GIVEN REQUEST ->
Retype the listing that follows, exactly as written.

GIVEN DATA ->

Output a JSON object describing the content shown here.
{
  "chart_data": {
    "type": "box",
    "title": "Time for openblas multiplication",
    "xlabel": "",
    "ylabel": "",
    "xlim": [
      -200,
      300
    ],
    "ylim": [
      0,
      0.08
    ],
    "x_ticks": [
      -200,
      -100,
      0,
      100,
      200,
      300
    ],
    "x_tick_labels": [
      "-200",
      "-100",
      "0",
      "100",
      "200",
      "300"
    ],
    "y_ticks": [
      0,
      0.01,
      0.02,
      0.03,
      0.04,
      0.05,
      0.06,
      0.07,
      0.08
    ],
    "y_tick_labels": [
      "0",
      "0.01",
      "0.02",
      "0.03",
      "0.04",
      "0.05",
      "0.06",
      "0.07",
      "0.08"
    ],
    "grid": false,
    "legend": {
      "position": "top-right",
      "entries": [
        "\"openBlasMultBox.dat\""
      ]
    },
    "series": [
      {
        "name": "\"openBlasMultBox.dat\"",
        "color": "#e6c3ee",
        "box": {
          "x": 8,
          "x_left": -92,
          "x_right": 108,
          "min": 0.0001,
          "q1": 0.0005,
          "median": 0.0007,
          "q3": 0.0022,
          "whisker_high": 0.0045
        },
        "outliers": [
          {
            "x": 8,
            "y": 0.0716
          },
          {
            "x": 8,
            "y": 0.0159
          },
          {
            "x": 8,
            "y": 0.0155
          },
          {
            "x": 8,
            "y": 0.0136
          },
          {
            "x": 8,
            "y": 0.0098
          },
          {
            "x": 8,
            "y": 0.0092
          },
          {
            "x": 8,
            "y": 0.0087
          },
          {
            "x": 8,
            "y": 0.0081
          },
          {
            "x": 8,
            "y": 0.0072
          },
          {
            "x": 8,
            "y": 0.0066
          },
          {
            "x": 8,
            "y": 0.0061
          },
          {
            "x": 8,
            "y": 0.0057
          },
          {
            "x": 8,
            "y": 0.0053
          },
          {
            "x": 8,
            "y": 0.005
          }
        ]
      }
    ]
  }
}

RESULT OF THE EXERCISE ->
Output a JSON object describing the content shown here.
{
  "chart_data": {
    "type": "box",
    "title": "Time for openblas multiplication",
    "xlabel": "",
    "ylabel": "",
    "xlim": [
      -200,
      300
    ],
    "ylim": [
      0,
      0.08
    ],
    "x_ticks": [
      -200,
      -100,
      0,
      100,
      200,
      300
    ],
    "x_tick_labels": [
      "-200",
      "-100",
      "0",
      "100",
      "200",
      "300"
    ],
    "y_ticks": [
      0,
      0.01,
      0.02,
      0.03,
      0.04,
      0.05,
      0.06,
      0.07,
      0.08
    ],
    "y_tick_labels": [
      "0",
      "0.01",
      "0.02",
      "0.03",
      "0.04",
      "0.05",
      "0.06",
      "0.07",
      "0.08"
    ],
    "grid": false,
    "legend": {
      "position": "top-right",
      "entries": [
        "\"openBlasMultBox.dat\""
      ]
    },
    "series": [
      {
        "name": "\"openBlasMultBox.dat\"",
        "color": "#e6c3ee",
        "box": {
          "x": 8,
          "x_left": -92,
          "x_right": 108,
          "min": 0.0001,
          "q1": 0.0005,
          "median": 0.0007,
          "q3": 0.0022,
          "whisker_high": 0.0045
        },
        "outliers": [
          {
            "x": 8,
            "y": 0.0716
          },
          {
            "x": 8,
            "y": 0.0159
          },
          {
            "x": 8,
            "y": 0.0155
          },
          {
            "x": 8,
            "y": 0.0136
          },
          {
            "x": 8,
            "y": 0.0098
          },
          {
            "x": 8,
            "y": 0.0092
          },
          {
            "x": 8,
            "y": 0.0087
          },
          {
            "x": 8,
            "y": 0.0081
          },
          {
            "x": 8,
            "y": 0.0072
          },
          {
            "x": 8,
            "y": 0.0066
          },
          {
            "x": 8,
            "y": 0.0061
          },
          {
            "x": 8,
            "y": 0.0057
          },
          {
            "x": 8,
            "y": 0.0053
          },
          {
            "x": 8,
            "y": 0.005
          }
        ]
      }
    ]
  }
}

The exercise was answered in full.